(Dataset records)
***

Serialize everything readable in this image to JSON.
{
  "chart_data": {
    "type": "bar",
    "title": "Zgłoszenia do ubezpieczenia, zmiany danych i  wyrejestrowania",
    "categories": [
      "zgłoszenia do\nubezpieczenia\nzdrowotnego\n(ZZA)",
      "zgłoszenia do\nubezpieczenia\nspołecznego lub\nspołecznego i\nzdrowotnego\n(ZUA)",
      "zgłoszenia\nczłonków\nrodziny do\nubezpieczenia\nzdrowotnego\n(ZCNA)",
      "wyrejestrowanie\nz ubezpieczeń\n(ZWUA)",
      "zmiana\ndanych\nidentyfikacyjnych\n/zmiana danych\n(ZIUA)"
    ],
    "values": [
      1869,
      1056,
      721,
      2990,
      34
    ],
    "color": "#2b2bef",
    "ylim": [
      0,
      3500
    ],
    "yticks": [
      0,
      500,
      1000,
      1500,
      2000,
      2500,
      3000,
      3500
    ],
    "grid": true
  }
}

***

WORK TO COMPLETE - Retype all of the material above with every character intact.

FULL RESPONSE -
Serialize everything readable in this image to JSON.
{
  "chart_data": {
    "type": "bar",
    "title": "Zgłoszenia do ubezpieczenia, zmiany danych i  wyrejestrowania",
    "categories": [
      "zgłoszenia do\nubezpieczenia\nzdrowotnego\n(ZZA)",
      "zgłoszenia do\nubezpieczenia\nspołecznego lub\nspołecznego i\nzdrowotnego\n(ZUA)",
      "zgłoszenia\nczłonków\nrodziny do\nubezpieczenia\nzdrowotnego\n(ZCNA)",
      "wyrejestrowanie\nz ubezpieczeń\n(ZWUA)",
      "zmiana\ndanych\nidentyfikacyjnych\n/zmiana danych\n(ZIUA)"
    ],
    "values": [
      1869,
      1056,
      721,
      2990,
      34
    ],
    "color": "#2b2bef",
    "ylim": [
      0,
      3500
    ],
    "yticks": [
      0,
      500,
      1000,
      1500,
      2000,
      2500,
      3000,
      3500
    ],
    "grid": true
  }
}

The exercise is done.